Exercise objective
Quote the entries in full, character for character, without their images.

Records provided
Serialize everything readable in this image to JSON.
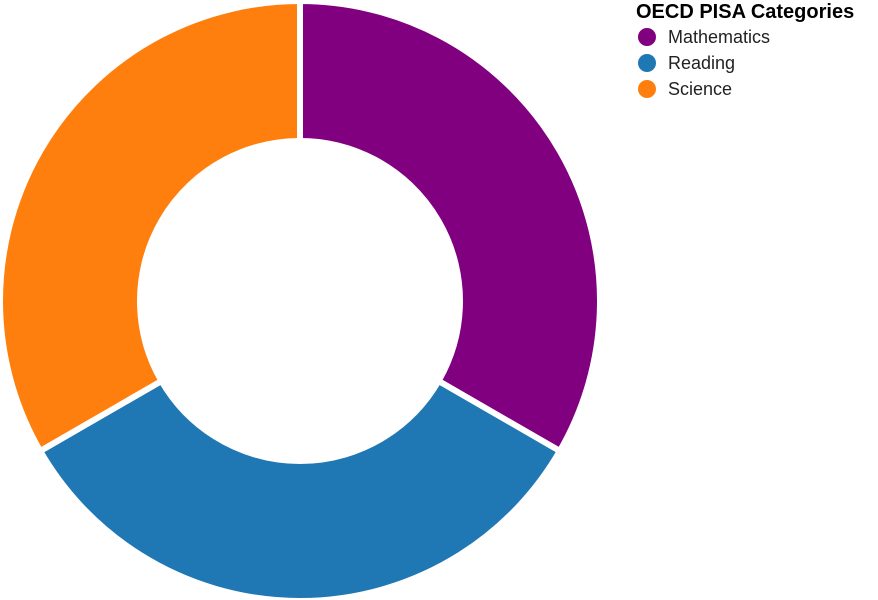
{
  "chart_data": {
    "type": "pie",
    "variant": "donut",
    "legend_title": "OECD PISA Categories",
    "legend_position": "top-right",
    "labels": [
      "Mathematics",
      "Reading",
      "Science"
    ],
    "values": [
      1,
      1,
      1
    ],
    "colors": [
      "#800080",
      "#1f77b4",
      "#ff7f0e"
    ]
  }
}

Full solution
Serialize everything readable in this image to JSON.
{
  "chart_data": {
    "type": "pie",
    "variant": "donut",
    "legend_title": "OECD PISA Categories",
    "legend_position": "top-right",
    "labels": [
      "Mathematics",
      "Reading",
      "Science"
    ],
    "values": [
      1,
      1,
      1
    ],
    "colors": [
      "#800080",
      "#1f77b4",
      "#ff7f0e"
    ]
  }
}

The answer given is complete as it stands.